◆ Your task: Return the records that follow unaltered. Omit every picture.

◆ Dataset excerpts:

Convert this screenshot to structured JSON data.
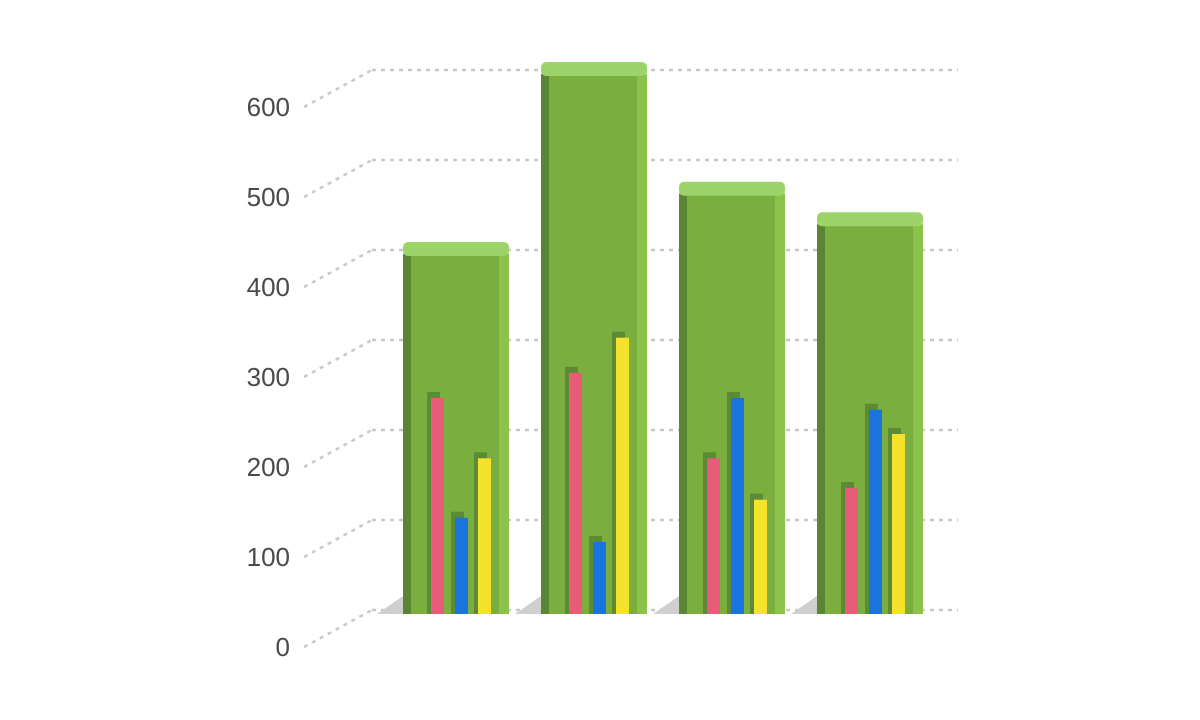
{
  "chart_data": {
    "type": "bar",
    "categories": [
      "",
      "",
      "",
      ""
    ],
    "main_values": [
      400,
      600,
      467,
      433
    ],
    "series": [
      {
        "color": "#e85c7a",
        "values": [
          240,
          268,
          173,
          140
        ]
      },
      {
        "color": "#1a74e0",
        "values": [
          107,
          80,
          240,
          227
        ]
      },
      {
        "color": "#f5e22a",
        "values": [
          173,
          307,
          127,
          200
        ]
      }
    ],
    "y_ticks": [
      "0",
      "100",
      "200",
      "300",
      "400",
      "500",
      "600"
    ],
    "ylim": [
      0,
      600
    ],
    "grid": true,
    "colors": {
      "main_front": "#7aaf40",
      "main_side": "#5a8533",
      "main_top": "#9dd46a",
      "main_highlight": "#8bc34a",
      "inner_shadow": "#5c8a35",
      "floor_shadow": "#cfcfcf",
      "gridline": "#c8c8c8"
    }
  }
}
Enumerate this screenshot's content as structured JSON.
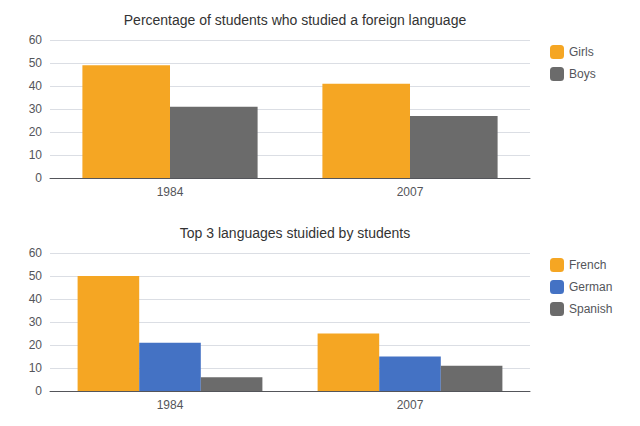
{
  "chart_data": [
    {
      "type": "bar",
      "title": "Percentage of students who studied a foreign language",
      "categories": [
        "1984",
        "2007"
      ],
      "series": [
        {
          "name": "Girls",
          "color": "#F5A623",
          "values": [
            49,
            41
          ]
        },
        {
          "name": "Boys",
          "color": "#6B6B6B",
          "values": [
            31,
            27
          ]
        }
      ],
      "ylim": [
        0,
        60
      ],
      "yticks": [
        0,
        10,
        20,
        30,
        40,
        50,
        60
      ],
      "grid": true,
      "legend": "right"
    },
    {
      "type": "bar",
      "title": "Top 3 languages stuidied by students",
      "categories": [
        "1984",
        "2007"
      ],
      "series": [
        {
          "name": "French",
          "color": "#F5A623",
          "values": [
            50,
            25
          ]
        },
        {
          "name": "German",
          "color": "#4472C4",
          "values": [
            21,
            15
          ]
        },
        {
          "name": "Spanish",
          "color": "#6B6B6B",
          "values": [
            6,
            11
          ]
        }
      ],
      "ylim": [
        0,
        60
      ],
      "yticks": [
        0,
        10,
        20,
        30,
        40,
        50,
        60
      ],
      "grid": true,
      "legend": "right"
    }
  ]
}
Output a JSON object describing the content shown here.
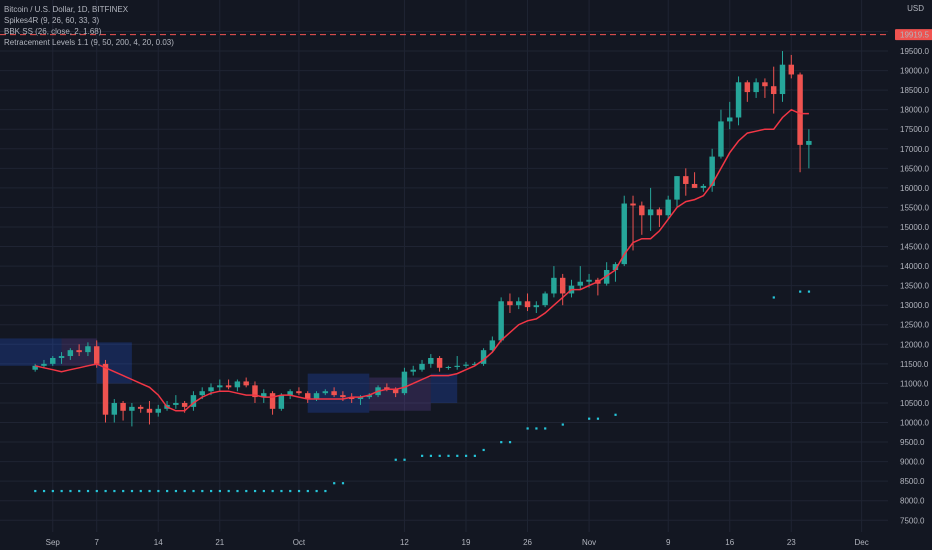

◆ Exercise output:
Convert this screenshot to structured JSON data.
{
  "chart_data": {
    "type": "bar",
    "categories": [
      "",
      "",
      "",
      ""
    ],
    "main_values": [
      400,
      600,
      467,
      433
    ],
    "series": [
      {
        "color": "#e85c7a",
        "values": [
          240,
          268,
          173,
          140
        ]
      },
      {
        "color": "#1a74e0",
        "values": [
          107,
          80,
          240,
          227
        ]
      },
      {
        "color": "#f5e22a",
        "values": [
          173,
          307,
          127,
          200
        ]
      }
    ],
    "y_ticks": [
      "0",
      "100",
      "200",
      "300",
      "400",
      "500",
      "600"
    ],
    "ylim": [
      0,
      600
    ],
    "grid": true,
    "colors": {
      "main_front": "#7aaf40",
      "main_side": "#5a8533",
      "main_top": "#9dd46a",
      "main_highlight": "#8bc34a",
      "inner_shadow": "#5c8a35",
      "floor_shadow": "#cfcfcf",
      "gridline": "#c8c8c8"
    }
  }
}
Enumerate this screenshot's content as structured JSON.
{
  "chart_data": [
    {
      "type": "bar",
      "title": "Percentage of students who studied a foreign language",
      "categories": [
        "1984",
        "2007"
      ],
      "series": [
        {
          "name": "Girls",
          "color": "#F5A623",
          "values": [
            49,
            41
          ]
        },
        {
          "name": "Boys",
          "color": "#6B6B6B",
          "values": [
            31,
            27
          ]
        }
      ],
      "ylim": [
        0,
        60
      ],
      "yticks": [
        0,
        10,
        20,
        30,
        40,
        50,
        60
      ],
      "grid": true,
      "legend": "right"
    },
    {
      "type": "bar",
      "title": "Top 3 languages stuidied by students",
      "categories": [
        "1984",
        "2007"
      ],
      "series": [
        {
          "name": "French",
          "color": "#F5A623",
          "values": [
            50,
            25
          ]
        },
        {
          "name": "German",
          "color": "#4472C4",
          "values": [
            21,
            15
          ]
        },
        {
          "name": "Spanish",
          "color": "#6B6B6B",
          "values": [
            6,
            11
          ]
        }
      ],
      "ylim": [
        0,
        60
      ],
      "yticks": [
        0,
        10,
        20,
        30,
        40,
        50,
        60
      ],
      "grid": true,
      "legend": "right"
    }
  ]
}
Output a JSON object describing the content shown here.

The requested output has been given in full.